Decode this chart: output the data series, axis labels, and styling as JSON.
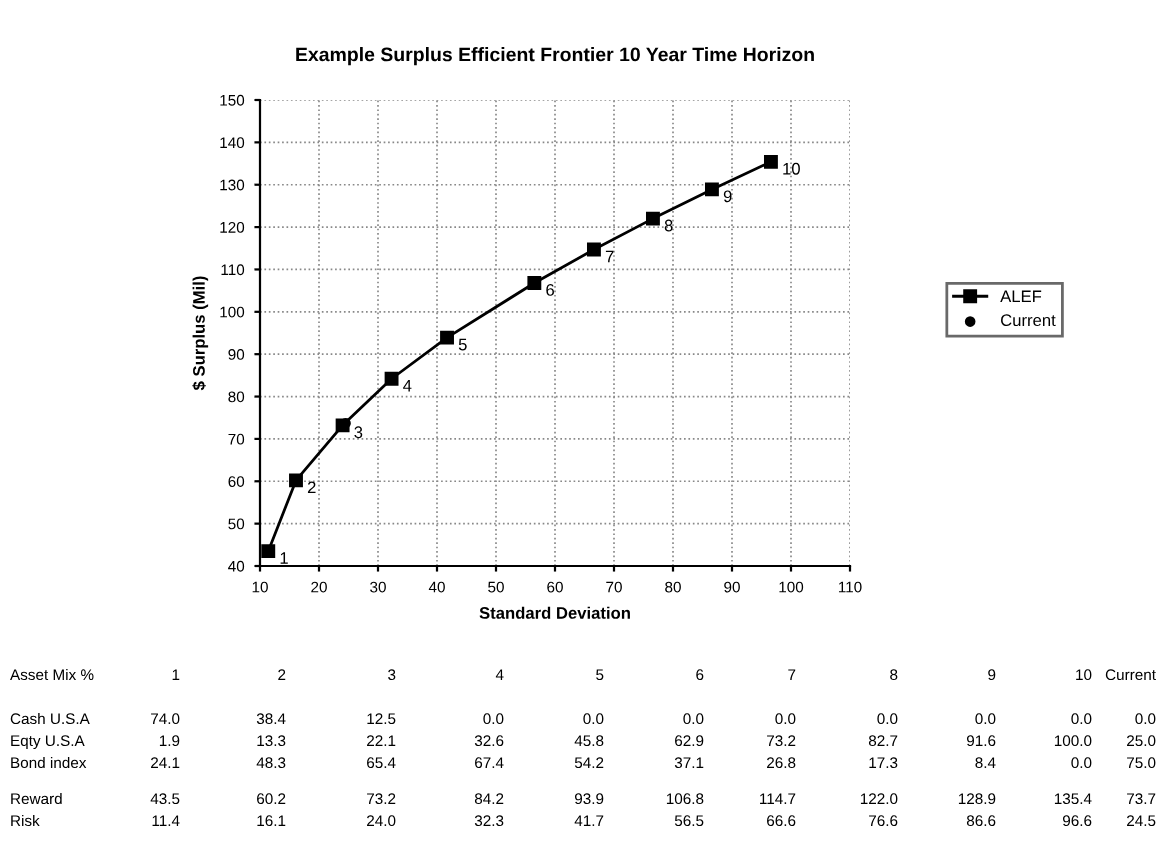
{
  "chart_data": {
    "type": "line",
    "title": "Example Surplus Efficient Frontier 10 Year Time Horizon",
    "xlabel": "Standard Deviation",
    "ylabel": "$ Surplus (Mil)",
    "xlim": [
      10,
      110
    ],
    "xticks": [
      10,
      20,
      30,
      40,
      50,
      60,
      70,
      80,
      90,
      100,
      110
    ],
    "ylim": [
      40,
      150
    ],
    "yticks": [
      40,
      50,
      60,
      70,
      80,
      90,
      100,
      110,
      120,
      130,
      140,
      150
    ],
    "grid": true,
    "legend": "right",
    "series": [
      {
        "name": "ALEF",
        "marker": "square",
        "color": "#000000",
        "x": [
          11.4,
          16.1,
          24.0,
          32.3,
          41.7,
          56.5,
          66.6,
          76.6,
          86.6,
          96.6
        ],
        "values": [
          43.5,
          60.2,
          73.2,
          84.2,
          93.9,
          106.8,
          114.7,
          122.0,
          128.9,
          135.4
        ]
      },
      {
        "name": "Current",
        "type": "scatter",
        "marker": "circle",
        "color": "#000000",
        "x": [
          24.5
        ],
        "values": [
          73.7
        ]
      }
    ],
    "annotations": [
      {
        "text": "1",
        "x": 11.4,
        "y": 43.5
      },
      {
        "text": "2",
        "x": 16.1,
        "y": 60.2
      },
      {
        "text": "3",
        "x": 24.0,
        "y": 73.2
      },
      {
        "text": "4",
        "x": 32.3,
        "y": 84.2
      },
      {
        "text": "5",
        "x": 41.7,
        "y": 93.9
      },
      {
        "text": "6",
        "x": 56.5,
        "y": 106.8
      },
      {
        "text": "7",
        "x": 66.6,
        "y": 114.7
      },
      {
        "text": "8",
        "x": 76.6,
        "y": 122.0
      },
      {
        "text": "9",
        "x": 86.6,
        "y": 128.9
      },
      {
        "text": "10",
        "x": 96.6,
        "y": 135.4
      },
      "Asset Mix %",
      "1",
      "2",
      "3",
      "4",
      "5",
      "6",
      "7",
      "8",
      "9",
      "10",
      "Current",
      "Cash U.S.A",
      "74.0",
      "38.4",
      "12.5",
      "0.0",
      "0.0",
      "0.0",
      "0.0",
      "0.0",
      "0.0",
      "0.0",
      "0.0",
      "Eqty U.S.A",
      "1.9",
      "13.3",
      "22.1",
      "32.6",
      "45.8",
      "62.9",
      "73.2",
      "82.7",
      "91.6",
      "100.0",
      "25.0",
      "Bond index",
      "24.1",
      "48.3",
      "65.4",
      "67.4",
      "54.2",
      "37.1",
      "26.8",
      "17.3",
      "8.4",
      "0.0",
      "75.0",
      "Reward",
      "43.5",
      "60.2",
      "73.2",
      "84.2",
      "93.9",
      "106.8",
      "114.7",
      "122.0",
      "128.9",
      "135.4",
      "73.7",
      "Risk",
      "11.4",
      "16.1",
      "24.0",
      "32.3",
      "41.7",
      "56.5",
      "66.6",
      "76.6",
      "86.6",
      "96.6",
      "24.5"
    ]
  }
}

------------------------------------------------------------

* [Challenge]: Reproduce the material above verbatim; omit every picture.

* [Solution below]:
Decode this chart: output the data series, axis labels, and styling as JSON.
{
  "chart_data": {
    "type": "line",
    "title": "Example Surplus Efficient Frontier 10 Year Time Horizon",
    "xlabel": "Standard Deviation",
    "ylabel": "$ Surplus (Mil)",
    "xlim": [
      10,
      110
    ],
    "xticks": [
      10,
      20,
      30,
      40,
      50,
      60,
      70,
      80,
      90,
      100,
      110
    ],
    "ylim": [
      40,
      150
    ],
    "yticks": [
      40,
      50,
      60,
      70,
      80,
      90,
      100,
      110,
      120,
      130,
      140,
      150
    ],
    "grid": true,
    "legend": "right",
    "series": [
      {
        "name": "ALEF",
        "marker": "square",
        "color": "#000000",
        "x": [
          11.4,
          16.1,
          24.0,
          32.3,
          41.7,
          56.5,
          66.6,
          76.6,
          86.6,
          96.6
        ],
        "values": [
          43.5,
          60.2,
          73.2,
          84.2,
          93.9,
          106.8,
          114.7,
          122.0,
          128.9,
          135.4
        ]
      },
      {
        "name": "Current",
        "type": "scatter",
        "marker": "circle",
        "color": "#000000",
        "x": [
          24.5
        ],
        "values": [
          73.7
        ]
      }
    ],
    "annotations": [
      {
        "text": "1",
        "x": 11.4,
        "y": 43.5
      },
      {
        "text": "2",
        "x": 16.1,
        "y": 60.2
      },
      {
        "text": "3",
        "x": 24.0,
        "y": 73.2
      },
      {
        "text": "4",
        "x": 32.3,
        "y": 84.2
      },
      {
        "text": "5",
        "x": 41.7,
        "y": 93.9
      },
      {
        "text": "6",
        "x": 56.5,
        "y": 106.8
      },
      {
        "text": "7",
        "x": 66.6,
        "y": 114.7
      },
      {
        "text": "8",
        "x": 76.6,
        "y": 122.0
      },
      {
        "text": "9",
        "x": 86.6,
        "y": 128.9
      },
      {
        "text": "10",
        "x": 96.6,
        "y": 135.4
      },
      "Asset Mix %",
      "1",
      "2",
      "3",
      "4",
      "5",
      "6",
      "7",
      "8",
      "9",
      "10",
      "Current",
      "Cash U.S.A",
      "74.0",
      "38.4",
      "12.5",
      "0.0",
      "0.0",
      "0.0",
      "0.0",
      "0.0",
      "0.0",
      "0.0",
      "0.0",
      "Eqty U.S.A",
      "1.9",
      "13.3",
      "22.1",
      "32.6",
      "45.8",
      "62.9",
      "73.2",
      "82.7",
      "91.6",
      "100.0",
      "25.0",
      "Bond index",
      "24.1",
      "48.3",
      "65.4",
      "67.4",
      "54.2",
      "37.1",
      "26.8",
      "17.3",
      "8.4",
      "0.0",
      "75.0",
      "Reward",
      "43.5",
      "60.2",
      "73.2",
      "84.2",
      "93.9",
      "106.8",
      "114.7",
      "122.0",
      "128.9",
      "135.4",
      "73.7",
      "Risk",
      "11.4",
      "16.1",
      "24.0",
      "32.3",
      "41.7",
      "56.5",
      "66.6",
      "76.6",
      "86.6",
      "96.6",
      "24.5"
    ]
  }
}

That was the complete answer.